*WORKING DATA*:
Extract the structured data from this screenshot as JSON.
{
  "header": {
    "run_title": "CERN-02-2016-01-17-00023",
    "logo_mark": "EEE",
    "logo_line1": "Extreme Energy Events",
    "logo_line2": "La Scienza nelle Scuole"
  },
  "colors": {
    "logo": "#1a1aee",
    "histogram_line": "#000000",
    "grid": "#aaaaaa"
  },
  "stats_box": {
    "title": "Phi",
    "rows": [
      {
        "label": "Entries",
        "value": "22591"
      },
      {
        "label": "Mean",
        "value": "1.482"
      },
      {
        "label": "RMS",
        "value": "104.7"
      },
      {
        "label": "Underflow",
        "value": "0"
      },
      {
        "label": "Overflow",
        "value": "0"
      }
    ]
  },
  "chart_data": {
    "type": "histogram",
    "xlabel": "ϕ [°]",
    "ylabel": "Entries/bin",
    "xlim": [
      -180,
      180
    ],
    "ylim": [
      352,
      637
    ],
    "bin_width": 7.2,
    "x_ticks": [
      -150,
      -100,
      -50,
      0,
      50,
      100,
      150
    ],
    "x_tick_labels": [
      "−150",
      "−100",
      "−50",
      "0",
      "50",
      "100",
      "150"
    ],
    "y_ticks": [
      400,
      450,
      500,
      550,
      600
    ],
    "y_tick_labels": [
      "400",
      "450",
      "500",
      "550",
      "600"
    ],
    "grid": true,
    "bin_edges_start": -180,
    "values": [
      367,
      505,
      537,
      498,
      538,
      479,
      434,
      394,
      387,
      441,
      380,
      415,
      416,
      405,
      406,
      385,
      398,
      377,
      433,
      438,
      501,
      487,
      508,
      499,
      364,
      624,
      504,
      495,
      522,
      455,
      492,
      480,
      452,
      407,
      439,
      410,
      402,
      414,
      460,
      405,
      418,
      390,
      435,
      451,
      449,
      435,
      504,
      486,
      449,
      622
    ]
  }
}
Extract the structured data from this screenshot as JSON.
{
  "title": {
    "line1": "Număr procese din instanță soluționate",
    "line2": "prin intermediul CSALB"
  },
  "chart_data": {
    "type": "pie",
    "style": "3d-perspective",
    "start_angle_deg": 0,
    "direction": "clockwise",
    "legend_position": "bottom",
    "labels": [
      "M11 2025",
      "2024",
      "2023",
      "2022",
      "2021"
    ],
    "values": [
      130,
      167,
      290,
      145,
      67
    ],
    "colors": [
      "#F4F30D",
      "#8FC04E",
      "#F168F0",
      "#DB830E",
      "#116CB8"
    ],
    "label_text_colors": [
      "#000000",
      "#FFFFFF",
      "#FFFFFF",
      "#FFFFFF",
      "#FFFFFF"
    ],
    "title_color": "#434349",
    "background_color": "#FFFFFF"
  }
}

---

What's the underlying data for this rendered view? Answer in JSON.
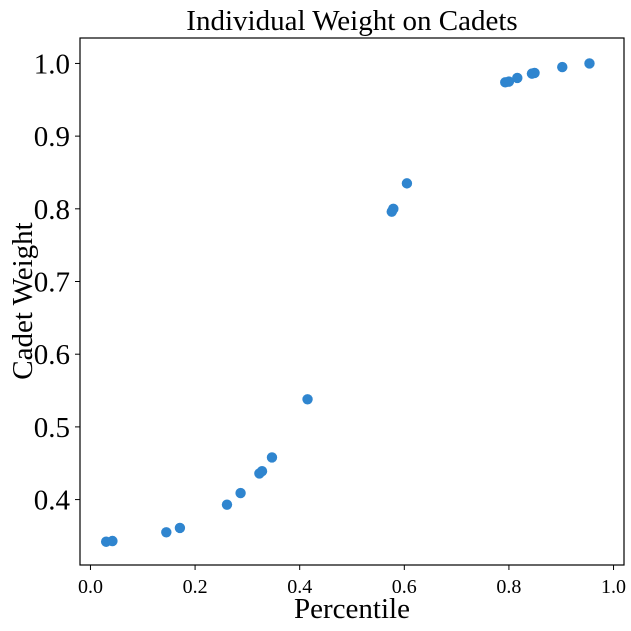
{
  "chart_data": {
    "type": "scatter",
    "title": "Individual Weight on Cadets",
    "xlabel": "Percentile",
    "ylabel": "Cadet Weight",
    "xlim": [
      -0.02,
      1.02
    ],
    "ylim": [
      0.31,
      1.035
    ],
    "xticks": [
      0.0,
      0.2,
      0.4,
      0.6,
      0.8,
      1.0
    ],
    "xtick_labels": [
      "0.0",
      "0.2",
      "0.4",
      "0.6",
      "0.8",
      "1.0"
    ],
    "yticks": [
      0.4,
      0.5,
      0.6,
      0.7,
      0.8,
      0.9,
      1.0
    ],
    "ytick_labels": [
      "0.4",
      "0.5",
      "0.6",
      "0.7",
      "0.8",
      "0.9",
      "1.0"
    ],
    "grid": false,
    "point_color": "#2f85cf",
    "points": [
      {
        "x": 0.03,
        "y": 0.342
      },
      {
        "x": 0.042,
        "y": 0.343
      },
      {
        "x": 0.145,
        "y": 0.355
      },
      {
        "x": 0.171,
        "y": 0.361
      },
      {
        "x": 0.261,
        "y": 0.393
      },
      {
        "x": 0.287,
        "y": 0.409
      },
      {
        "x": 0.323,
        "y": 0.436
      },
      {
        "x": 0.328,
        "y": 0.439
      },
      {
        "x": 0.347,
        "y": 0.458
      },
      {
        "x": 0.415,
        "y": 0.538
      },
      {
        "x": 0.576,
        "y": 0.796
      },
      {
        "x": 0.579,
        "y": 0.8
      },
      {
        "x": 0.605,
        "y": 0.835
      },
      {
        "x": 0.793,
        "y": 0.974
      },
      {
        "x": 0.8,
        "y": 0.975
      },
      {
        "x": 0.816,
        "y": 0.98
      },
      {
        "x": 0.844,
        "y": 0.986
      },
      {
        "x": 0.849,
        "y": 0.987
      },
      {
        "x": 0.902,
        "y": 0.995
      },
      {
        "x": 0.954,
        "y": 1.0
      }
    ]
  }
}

--

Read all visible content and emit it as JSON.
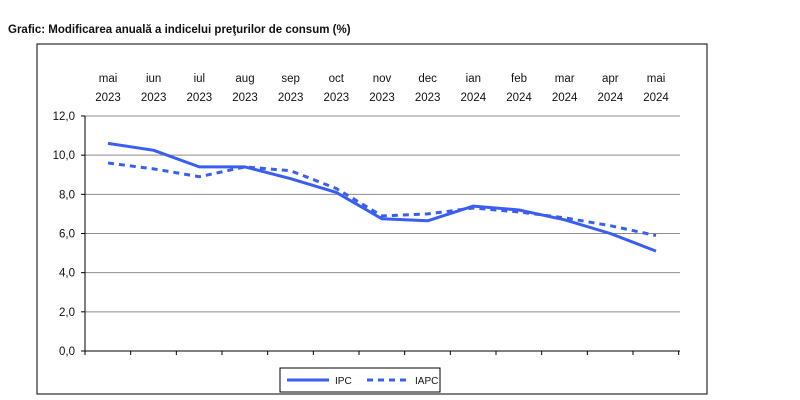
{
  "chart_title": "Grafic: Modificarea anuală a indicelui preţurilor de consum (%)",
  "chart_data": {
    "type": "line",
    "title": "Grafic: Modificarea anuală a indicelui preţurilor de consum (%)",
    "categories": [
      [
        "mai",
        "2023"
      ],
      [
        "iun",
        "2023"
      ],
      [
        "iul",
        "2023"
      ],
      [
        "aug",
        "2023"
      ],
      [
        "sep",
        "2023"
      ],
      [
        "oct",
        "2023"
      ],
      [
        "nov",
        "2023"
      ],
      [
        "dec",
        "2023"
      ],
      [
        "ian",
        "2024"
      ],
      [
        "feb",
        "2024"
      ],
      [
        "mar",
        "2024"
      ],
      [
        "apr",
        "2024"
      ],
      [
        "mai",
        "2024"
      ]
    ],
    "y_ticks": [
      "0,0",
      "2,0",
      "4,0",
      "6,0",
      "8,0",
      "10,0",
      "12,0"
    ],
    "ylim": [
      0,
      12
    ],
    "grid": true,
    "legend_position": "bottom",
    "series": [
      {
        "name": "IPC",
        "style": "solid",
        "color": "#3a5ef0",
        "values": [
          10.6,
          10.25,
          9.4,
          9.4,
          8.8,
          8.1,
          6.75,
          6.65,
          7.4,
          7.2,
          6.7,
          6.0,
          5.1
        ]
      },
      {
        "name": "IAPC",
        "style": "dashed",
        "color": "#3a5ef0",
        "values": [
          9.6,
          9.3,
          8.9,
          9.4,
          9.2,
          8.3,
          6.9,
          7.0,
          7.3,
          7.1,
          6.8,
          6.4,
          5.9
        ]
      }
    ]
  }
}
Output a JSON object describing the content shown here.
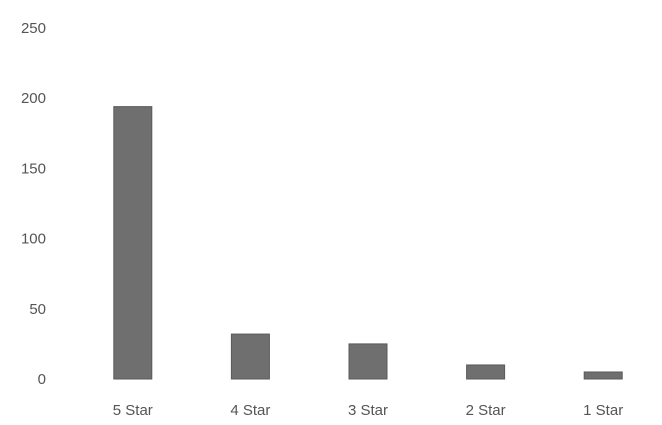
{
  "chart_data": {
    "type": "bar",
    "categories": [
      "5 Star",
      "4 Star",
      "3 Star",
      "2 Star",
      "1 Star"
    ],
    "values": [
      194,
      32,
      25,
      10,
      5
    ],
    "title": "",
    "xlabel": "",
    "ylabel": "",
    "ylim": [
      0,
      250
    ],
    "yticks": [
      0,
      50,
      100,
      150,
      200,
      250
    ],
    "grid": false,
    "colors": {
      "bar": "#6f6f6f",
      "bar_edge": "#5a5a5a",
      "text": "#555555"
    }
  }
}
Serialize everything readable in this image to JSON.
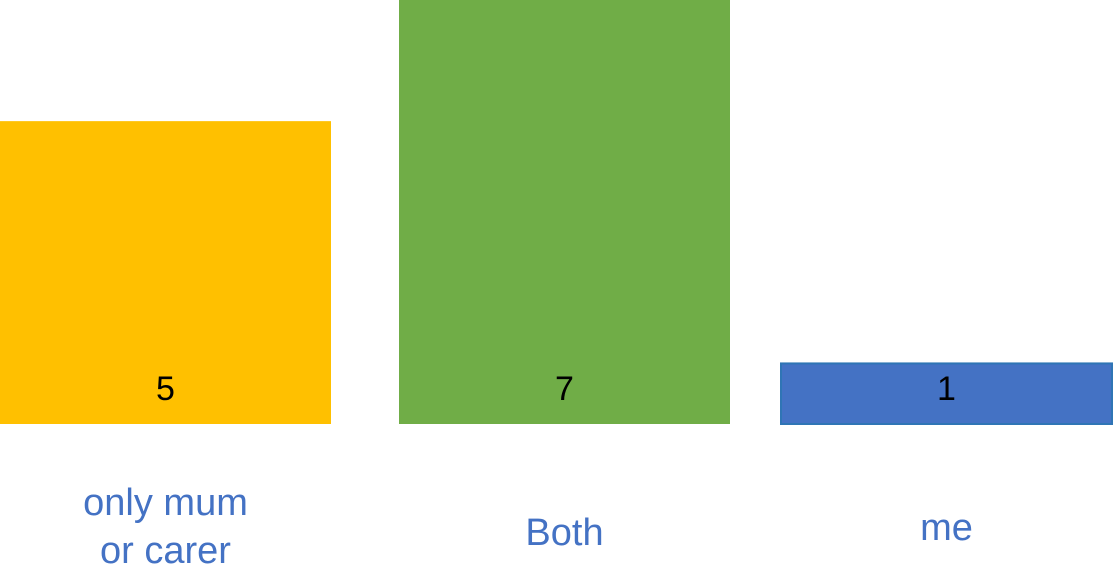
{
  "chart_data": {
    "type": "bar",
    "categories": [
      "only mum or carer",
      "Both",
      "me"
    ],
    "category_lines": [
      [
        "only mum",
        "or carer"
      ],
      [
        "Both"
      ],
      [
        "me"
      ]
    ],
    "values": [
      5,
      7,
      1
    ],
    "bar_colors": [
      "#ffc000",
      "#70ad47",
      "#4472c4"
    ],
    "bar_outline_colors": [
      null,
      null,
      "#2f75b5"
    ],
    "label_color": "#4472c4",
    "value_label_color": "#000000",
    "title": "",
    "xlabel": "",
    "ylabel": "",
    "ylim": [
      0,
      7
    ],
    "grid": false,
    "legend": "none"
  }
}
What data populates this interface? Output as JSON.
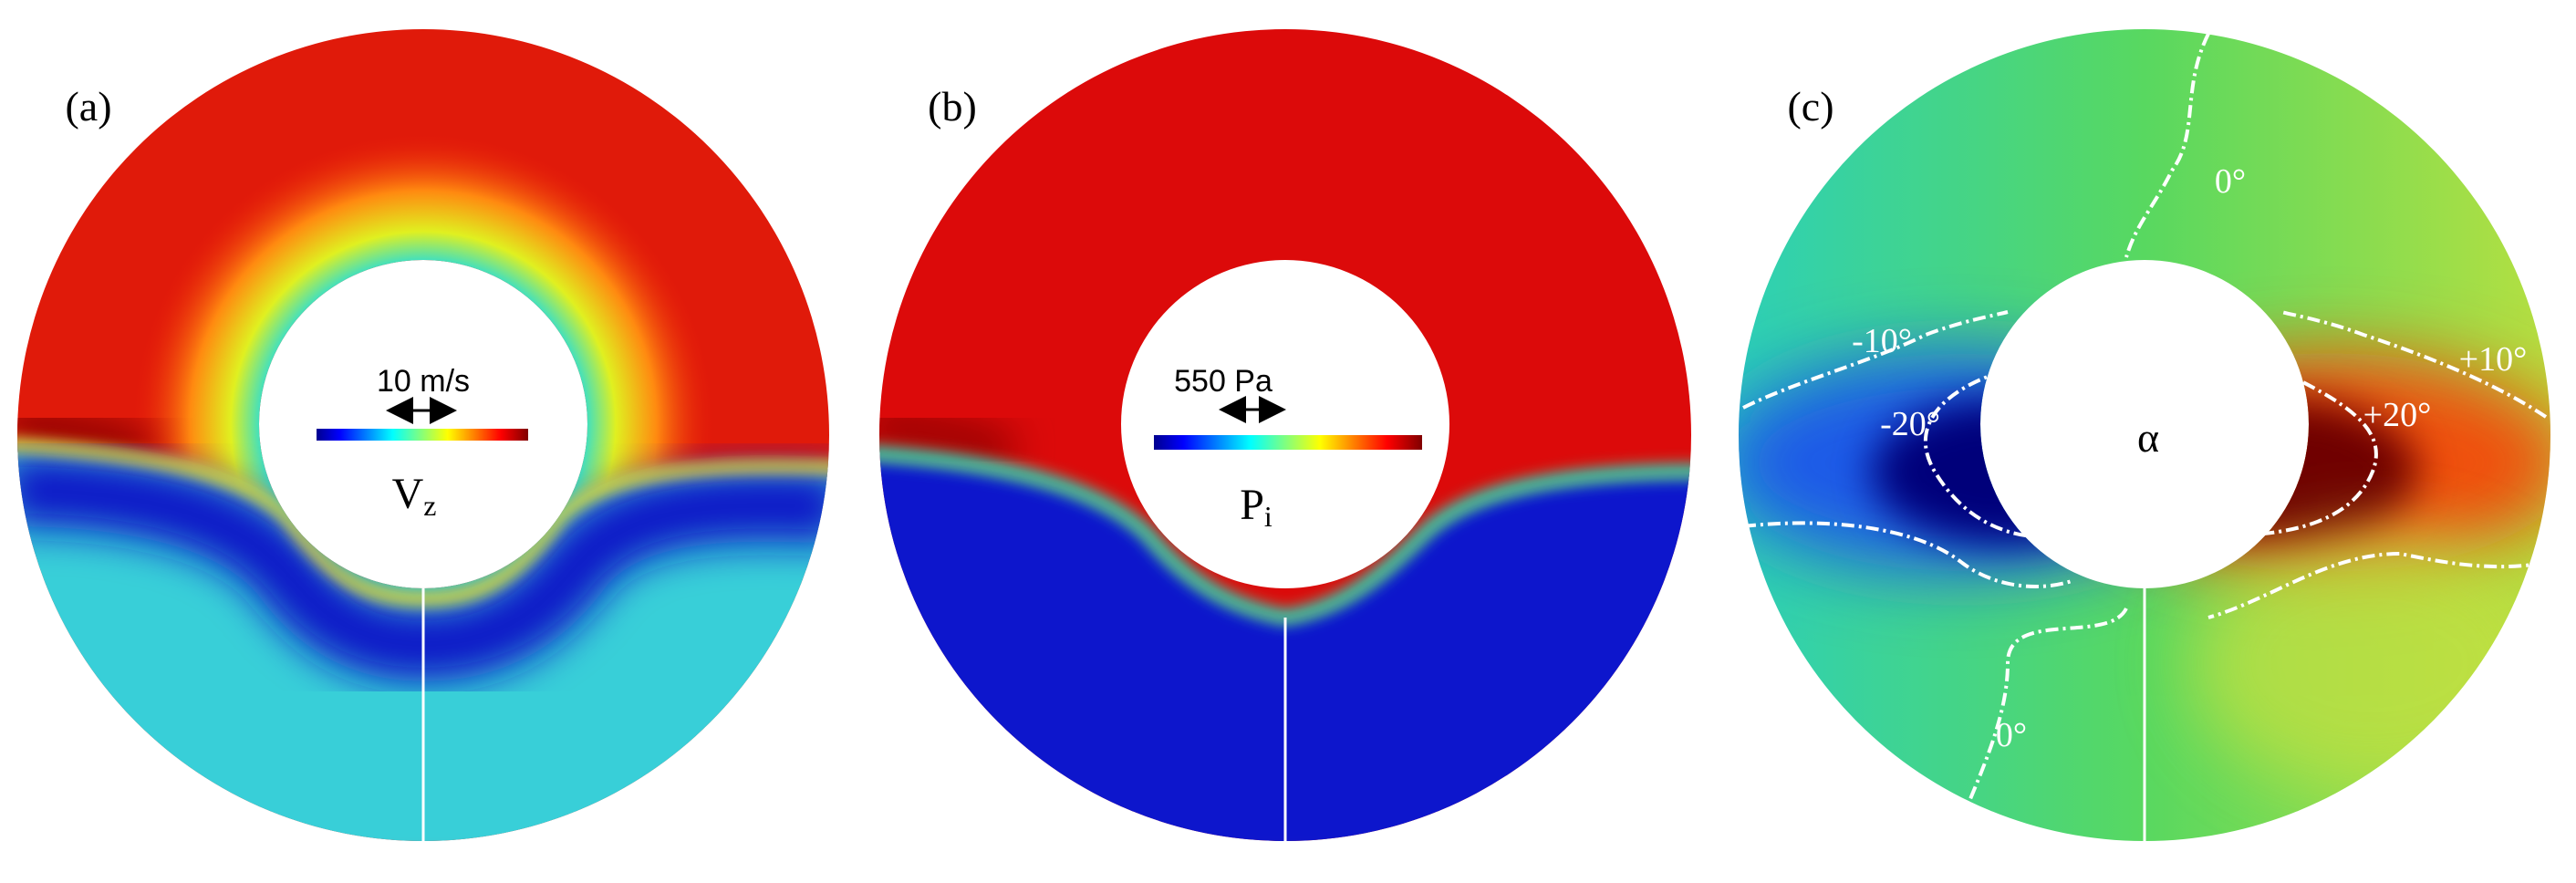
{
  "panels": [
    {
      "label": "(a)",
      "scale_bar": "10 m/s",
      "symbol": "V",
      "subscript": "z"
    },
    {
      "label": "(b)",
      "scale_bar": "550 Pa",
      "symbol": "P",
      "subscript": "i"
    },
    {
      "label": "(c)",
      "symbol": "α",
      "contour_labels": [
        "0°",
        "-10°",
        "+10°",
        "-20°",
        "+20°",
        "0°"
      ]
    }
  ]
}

*DIRECTIONS FOR THIS TASK*: Report the number of lines that contain "ylabel", with no other words.

*COMPLETED TASK*: 4